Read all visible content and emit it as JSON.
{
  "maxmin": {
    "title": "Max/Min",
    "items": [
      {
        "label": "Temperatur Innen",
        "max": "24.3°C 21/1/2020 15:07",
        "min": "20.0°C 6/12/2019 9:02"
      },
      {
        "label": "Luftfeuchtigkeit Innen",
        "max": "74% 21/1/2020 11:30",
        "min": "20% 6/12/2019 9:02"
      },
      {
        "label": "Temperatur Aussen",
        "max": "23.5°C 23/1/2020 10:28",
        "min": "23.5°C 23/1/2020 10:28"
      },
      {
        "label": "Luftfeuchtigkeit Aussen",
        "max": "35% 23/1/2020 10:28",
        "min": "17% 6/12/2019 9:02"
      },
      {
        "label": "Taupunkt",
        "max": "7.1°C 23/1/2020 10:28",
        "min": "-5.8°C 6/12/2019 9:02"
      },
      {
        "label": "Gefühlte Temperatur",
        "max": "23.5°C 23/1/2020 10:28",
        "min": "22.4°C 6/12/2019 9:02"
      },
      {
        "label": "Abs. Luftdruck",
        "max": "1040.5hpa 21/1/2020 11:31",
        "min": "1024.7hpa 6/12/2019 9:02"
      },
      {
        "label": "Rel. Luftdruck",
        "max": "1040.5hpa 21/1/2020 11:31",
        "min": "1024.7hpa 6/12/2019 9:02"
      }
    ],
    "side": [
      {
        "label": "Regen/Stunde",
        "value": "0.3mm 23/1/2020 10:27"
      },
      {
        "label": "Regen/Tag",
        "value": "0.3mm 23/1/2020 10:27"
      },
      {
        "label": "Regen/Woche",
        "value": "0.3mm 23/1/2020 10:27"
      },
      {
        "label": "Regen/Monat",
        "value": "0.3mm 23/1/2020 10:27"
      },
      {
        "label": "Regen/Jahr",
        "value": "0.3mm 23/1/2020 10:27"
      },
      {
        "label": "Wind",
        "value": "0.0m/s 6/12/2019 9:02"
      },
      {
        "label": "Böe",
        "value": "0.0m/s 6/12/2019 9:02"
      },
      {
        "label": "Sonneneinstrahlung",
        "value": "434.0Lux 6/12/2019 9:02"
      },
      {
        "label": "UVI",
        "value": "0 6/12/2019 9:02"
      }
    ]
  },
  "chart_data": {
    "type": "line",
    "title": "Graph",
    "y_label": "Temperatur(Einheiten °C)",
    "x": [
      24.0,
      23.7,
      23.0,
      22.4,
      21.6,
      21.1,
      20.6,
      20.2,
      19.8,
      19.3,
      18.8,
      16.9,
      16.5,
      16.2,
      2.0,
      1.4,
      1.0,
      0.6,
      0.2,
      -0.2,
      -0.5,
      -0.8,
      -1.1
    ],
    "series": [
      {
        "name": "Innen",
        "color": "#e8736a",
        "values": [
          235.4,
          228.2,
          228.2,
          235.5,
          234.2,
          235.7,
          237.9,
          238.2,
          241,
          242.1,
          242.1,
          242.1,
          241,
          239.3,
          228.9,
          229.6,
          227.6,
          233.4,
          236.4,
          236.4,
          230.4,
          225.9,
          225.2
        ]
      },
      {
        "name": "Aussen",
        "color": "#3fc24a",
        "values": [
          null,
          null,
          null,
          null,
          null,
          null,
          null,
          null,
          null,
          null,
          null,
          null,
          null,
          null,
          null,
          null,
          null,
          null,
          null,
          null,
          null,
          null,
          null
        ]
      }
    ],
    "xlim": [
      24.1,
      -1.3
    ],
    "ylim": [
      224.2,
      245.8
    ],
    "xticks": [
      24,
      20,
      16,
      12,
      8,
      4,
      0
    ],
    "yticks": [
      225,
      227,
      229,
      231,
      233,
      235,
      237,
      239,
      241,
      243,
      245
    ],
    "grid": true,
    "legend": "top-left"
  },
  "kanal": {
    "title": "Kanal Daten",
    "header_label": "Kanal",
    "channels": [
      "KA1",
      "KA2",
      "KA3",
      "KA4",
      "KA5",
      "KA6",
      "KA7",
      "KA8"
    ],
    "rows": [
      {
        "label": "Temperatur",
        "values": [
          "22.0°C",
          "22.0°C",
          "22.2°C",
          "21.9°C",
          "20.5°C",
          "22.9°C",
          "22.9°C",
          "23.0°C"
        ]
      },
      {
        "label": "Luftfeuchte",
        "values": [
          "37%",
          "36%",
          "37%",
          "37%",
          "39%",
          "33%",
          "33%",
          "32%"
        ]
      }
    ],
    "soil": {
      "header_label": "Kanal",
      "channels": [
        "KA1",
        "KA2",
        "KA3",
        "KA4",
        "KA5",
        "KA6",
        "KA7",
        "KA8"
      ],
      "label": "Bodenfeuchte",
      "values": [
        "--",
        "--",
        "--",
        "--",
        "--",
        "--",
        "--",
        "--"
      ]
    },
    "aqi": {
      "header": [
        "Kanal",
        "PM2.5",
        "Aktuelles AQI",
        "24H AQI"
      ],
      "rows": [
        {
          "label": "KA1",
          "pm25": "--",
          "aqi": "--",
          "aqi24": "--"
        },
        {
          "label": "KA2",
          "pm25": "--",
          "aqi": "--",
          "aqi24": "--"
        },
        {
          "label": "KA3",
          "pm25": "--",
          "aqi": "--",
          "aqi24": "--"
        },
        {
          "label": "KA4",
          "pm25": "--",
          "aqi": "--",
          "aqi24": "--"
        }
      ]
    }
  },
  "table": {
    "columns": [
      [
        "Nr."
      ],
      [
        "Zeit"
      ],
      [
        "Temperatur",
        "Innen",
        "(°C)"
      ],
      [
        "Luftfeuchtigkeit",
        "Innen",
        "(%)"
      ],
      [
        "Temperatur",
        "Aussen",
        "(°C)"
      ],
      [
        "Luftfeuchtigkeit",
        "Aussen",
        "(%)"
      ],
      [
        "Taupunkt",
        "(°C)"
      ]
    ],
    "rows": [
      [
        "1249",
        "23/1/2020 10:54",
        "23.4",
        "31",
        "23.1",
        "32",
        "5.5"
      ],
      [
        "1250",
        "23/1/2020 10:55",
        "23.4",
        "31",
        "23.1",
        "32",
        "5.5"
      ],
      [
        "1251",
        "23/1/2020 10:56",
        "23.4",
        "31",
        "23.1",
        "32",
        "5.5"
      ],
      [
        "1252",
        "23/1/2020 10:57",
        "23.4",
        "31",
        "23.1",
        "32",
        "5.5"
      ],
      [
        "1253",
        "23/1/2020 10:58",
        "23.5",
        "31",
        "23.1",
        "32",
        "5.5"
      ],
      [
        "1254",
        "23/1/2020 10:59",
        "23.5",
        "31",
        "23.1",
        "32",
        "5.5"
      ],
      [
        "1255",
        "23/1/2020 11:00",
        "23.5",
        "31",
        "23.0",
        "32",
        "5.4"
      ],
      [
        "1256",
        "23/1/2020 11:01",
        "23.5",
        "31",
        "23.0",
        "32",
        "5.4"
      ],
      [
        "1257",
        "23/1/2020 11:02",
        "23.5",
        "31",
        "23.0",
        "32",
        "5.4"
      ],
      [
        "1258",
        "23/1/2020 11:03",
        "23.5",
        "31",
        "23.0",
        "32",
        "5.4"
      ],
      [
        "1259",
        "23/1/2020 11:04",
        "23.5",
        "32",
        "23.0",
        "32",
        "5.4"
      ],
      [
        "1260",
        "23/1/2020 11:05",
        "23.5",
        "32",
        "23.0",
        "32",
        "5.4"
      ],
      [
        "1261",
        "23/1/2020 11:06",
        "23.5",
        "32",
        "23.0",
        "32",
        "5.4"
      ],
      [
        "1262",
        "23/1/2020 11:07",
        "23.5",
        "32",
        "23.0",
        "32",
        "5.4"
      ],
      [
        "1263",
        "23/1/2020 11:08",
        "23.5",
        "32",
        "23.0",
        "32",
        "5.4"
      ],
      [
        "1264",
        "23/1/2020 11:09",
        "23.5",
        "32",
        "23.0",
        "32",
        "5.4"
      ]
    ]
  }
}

Written exercise - Return every line above in which the string "Luftfeuchtigkeit" occurs.

Answer to the exercise -
        "label": "Luftfeuchtigkeit Innen",
        "label": "Luftfeuchtigkeit Aussen",
        "Luftfeuchtigkeit",
        "Luftfeuchtigkeit",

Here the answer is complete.